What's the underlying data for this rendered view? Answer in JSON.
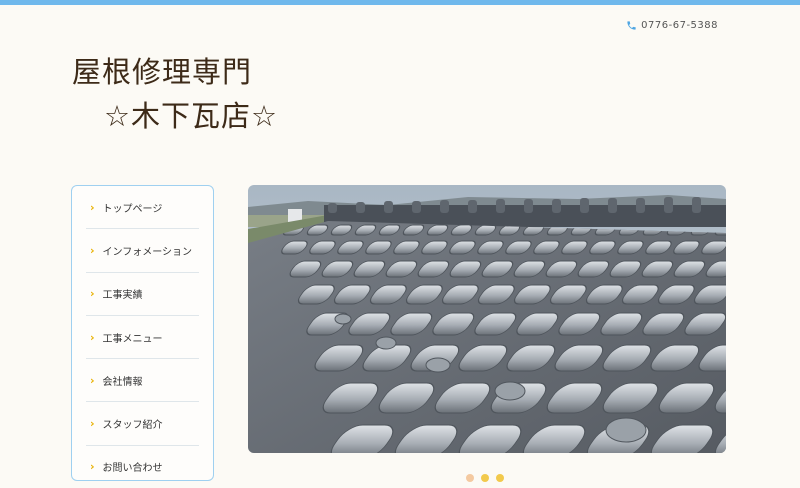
{
  "header": {
    "phone": "0776-67-5388",
    "title_line1": "屋根修理専門",
    "title_line2": "☆木下瓦店☆"
  },
  "sidebar": {
    "items": [
      {
        "label": "トップページ"
      },
      {
        "label": "インフォメーション"
      },
      {
        "label": "工事実績"
      },
      {
        "label": "工事メニュー"
      },
      {
        "label": "会社情報"
      },
      {
        "label": "スタッフ紹介"
      },
      {
        "label": "お問い合わせ"
      }
    ]
  },
  "slider": {
    "slide_count": 3,
    "active_index": 0
  },
  "colors": {
    "accent_blue": "#6fb8ec",
    "chevron": "#e8b100",
    "title_text": "#3d2a18",
    "dot_active": "#f4c9a0",
    "dot_inactive": "#f2c94c"
  },
  "icons": {
    "phone": "phone-icon",
    "chevron": "chevron-right-icon"
  }
}
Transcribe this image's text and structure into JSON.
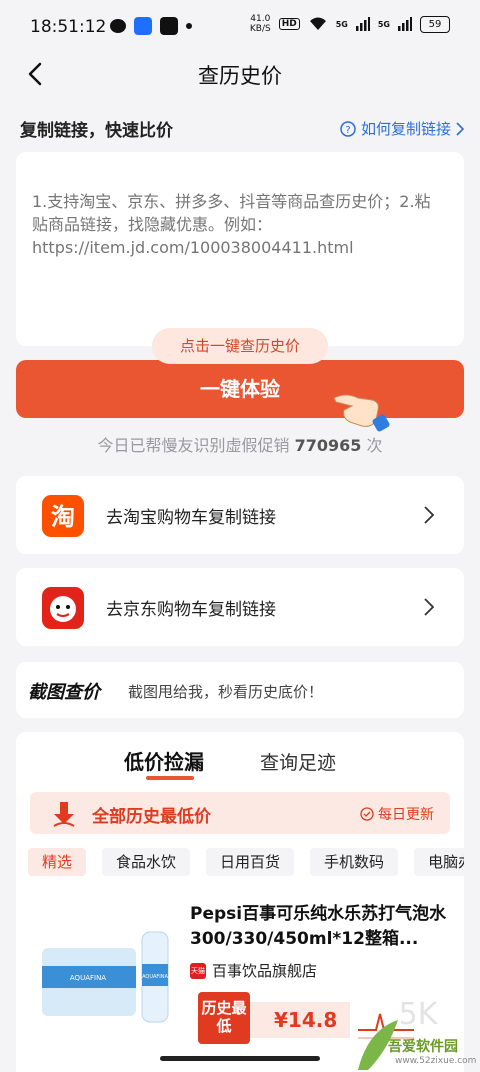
{
  "status_bar": {
    "time": "18:51:12",
    "net_speed": "41.0",
    "net_unit": "KB/S",
    "hd": "HD",
    "battery": "59",
    "signal1": "5G",
    "signal2": "5G"
  },
  "nav": {
    "title": "查历史价"
  },
  "copy_section": {
    "heading": "复制链接，快速比价",
    "howto": "如何复制链接"
  },
  "paste_box": {
    "placeholder": "1.支持淘宝、京东、拼多多、抖音等商品查历史价；2.粘贴商品链接，找隐藏优惠。例如：https://item.jd.com/100038004411.html"
  },
  "cta": {
    "tip": "点击一键查历史价",
    "button": "一键体验"
  },
  "stats": {
    "prefix": "今日已帮慢友识别虚假促销",
    "count": "770965",
    "suffix": "次"
  },
  "links": [
    {
      "icon": "taobao-icon",
      "label": "去淘宝购物车复制链接",
      "color": "#ff5000"
    },
    {
      "icon": "jd-icon",
      "label": "去京东购物车复制链接",
      "color": "#e2231a"
    }
  ],
  "screenshot": {
    "title": "截图查价",
    "desc": "截图甩给我，秒看历史底价！"
  },
  "tabs": {
    "active": "低价捡漏",
    "other": "查询足迹"
  },
  "banner": {
    "title": "全部历史最低价",
    "daily": "每日更新"
  },
  "categories": [
    "精选",
    "食品水饮",
    "日用百货",
    "手机数码",
    "电脑办"
  ],
  "product": {
    "title": "Pepsi百事可乐纯水乐苏打气泡水300/330/450ml*12整箱...",
    "store": "百事饮品旗舰店",
    "store_badge": "天猫",
    "tag": "历史最低",
    "price": "¥14.8",
    "img_label": "AQUAFINA"
  },
  "watermark": {
    "text": "吾爱软件园",
    "sub": "www.52zixue.com"
  },
  "accent": "#ea5532"
}
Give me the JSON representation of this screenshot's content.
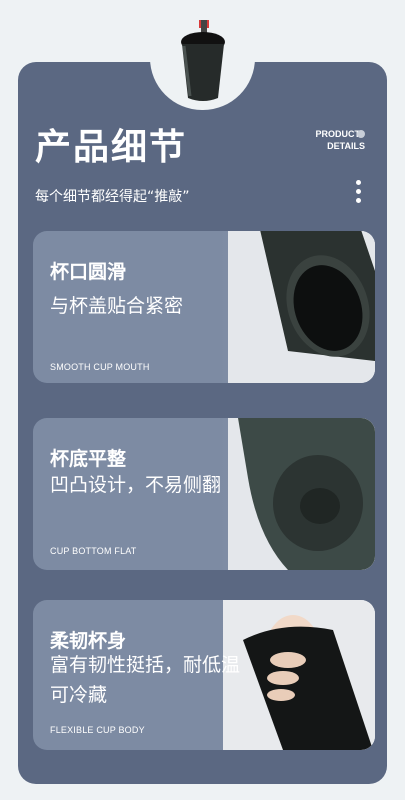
{
  "header": {
    "title": "产品细节",
    "badge_line1": "PRODUCT",
    "badge_line2": "DETAILS",
    "subtitle": "每个细节都经得起“推敲”"
  },
  "features": [
    {
      "title": "杯口圆滑",
      "desc": "与杯盖贴合紧密",
      "en": "SMOOTH CUP MOUTH"
    },
    {
      "title": "杯底平整",
      "desc": "凹凸设计，不易侧翻",
      "en": "CUP BOTTOM FLAT"
    },
    {
      "title": "柔韧杯身",
      "desc": "富有韧性挺括，耐低温可冷藏",
      "en": "FLEXIBLE CUP BODY"
    }
  ],
  "colors": {
    "panel_bg": "#5b6882",
    "feature_bg": "#7d8ba3",
    "cup": "#2a302e"
  },
  "icons": [
    "more-vertical-icon",
    "cup-icon"
  ]
}
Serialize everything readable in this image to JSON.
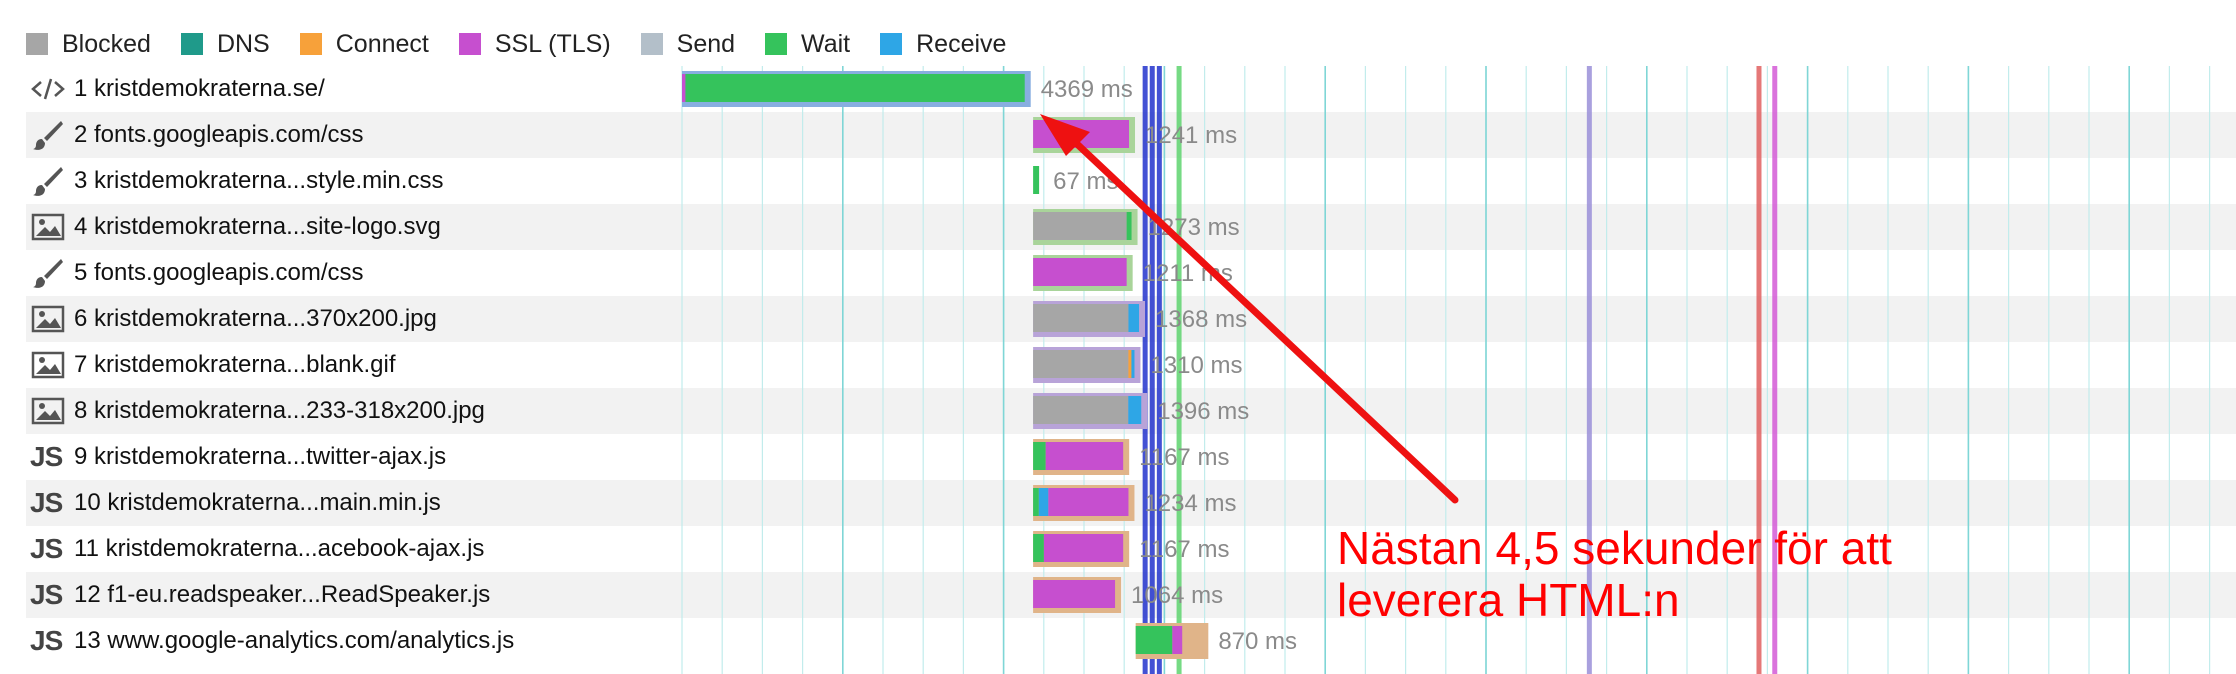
☆ ☆ ☆ ☆ ☆
- REQUIRED WORK
Pictures are excluded; output everything else in the data verbatim.

- SOLUTION TO THE EXERCISE
What's the underlying data for this rendered view? Answer in JSON.
{
  "header": {
    "phone": "0776-67-5388",
    "title_line1": "屋根修理専門",
    "title_line2": "☆木下瓦店☆"
  },
  "sidebar": {
    "items": [
      {
        "label": "トップページ"
      },
      {
        "label": "インフォメーション"
      },
      {
        "label": "工事実績"
      },
      {
        "label": "工事メニュー"
      },
      {
        "label": "会社情報"
      },
      {
        "label": "スタッフ紹介"
      },
      {
        "label": "お問い合わせ"
      }
    ]
  },
  "slider": {
    "slide_count": 3,
    "active_index": 0
  },
  "colors": {
    "accent_blue": "#6fb8ec",
    "chevron": "#e8b100",
    "title_text": "#3d2a18",
    "dot_active": "#f4c9a0",
    "dot_inactive": "#f2c94c"
  },
  "icons": {
    "phone": "phone-icon",
    "chevron": "chevron-right-icon"
  }
}
Transcribe this image's text and structure into JSON.
{
  "status_bar": {
    "time": "18:51:12",
    "net_speed": "41.0",
    "net_unit": "KB/S",
    "hd": "HD",
    "battery": "59",
    "signal1": "5G",
    "signal2": "5G"
  },
  "nav": {
    "title": "查历史价"
  },
  "copy_section": {
    "heading": "复制链接，快速比价",
    "howto": "如何复制链接"
  },
  "paste_box": {
    "placeholder": "1.支持淘宝、京东、拼多多、抖音等商品查历史价；2.粘贴商品链接，找隐藏优惠。例如：https://item.jd.com/100038004411.html"
  },
  "cta": {
    "tip": "点击一键查历史价",
    "button": "一键体验"
  },
  "stats": {
    "prefix": "今日已帮慢友识别虚假促销",
    "count": "770965",
    "suffix": "次"
  },
  "links": [
    {
      "icon": "taobao-icon",
      "label": "去淘宝购物车复制链接",
      "color": "#ff5000"
    },
    {
      "icon": "jd-icon",
      "label": "去京东购物车复制链接",
      "color": "#e2231a"
    }
  ],
  "screenshot": {
    "title": "截图查价",
    "desc": "截图甩给我，秒看历史底价！"
  },
  "tabs": {
    "active": "低价捡漏",
    "other": "查询足迹"
  },
  "banner": {
    "title": "全部历史最低价",
    "daily": "每日更新"
  },
  "categories": [
    "精选",
    "食品水饮",
    "日用百货",
    "手机数码",
    "电脑办"
  ],
  "product": {
    "title": "Pepsi百事可乐纯水乐苏打气泡水300/330/450ml*12整箱...",
    "store": "百事饮品旗舰店",
    "store_badge": "天猫",
    "tag": "历史最低",
    "price": "¥14.8",
    "img_label": "AQUAFINA"
  },
  "watermark": {
    "text": "吾爱软件园",
    "sub": "www.52zixue.com"
  },
  "accent": "#ea5532"
}
Give me the JSON representation of this screenshot's content.
{
  "header": {
    "title": "产品细节",
    "badge_line1": "PRODUCT",
    "badge_line2": "DETAILS",
    "subtitle": "每个细节都经得起“推敲”"
  },
  "features": [
    {
      "title": "杯口圆滑",
      "desc": "与杯盖贴合紧密",
      "en": "SMOOTH CUP MOUTH"
    },
    {
      "title": "杯底平整",
      "desc": "凹凸设计，不易侧翻",
      "en": "CUP BOTTOM FLAT"
    },
    {
      "title": "柔韧杯身",
      "desc": "富有韧性挺括，耐低温可冷藏",
      "en": "FLEXIBLE CUP BODY"
    }
  ],
  "colors": {
    "panel_bg": "#5b6882",
    "feature_bg": "#7d8ba3",
    "cup": "#2a302e"
  },
  "icons": [
    "more-vertical-icon",
    "cup-icon"
  ]
}
Serialize everything readable in this image to JSON.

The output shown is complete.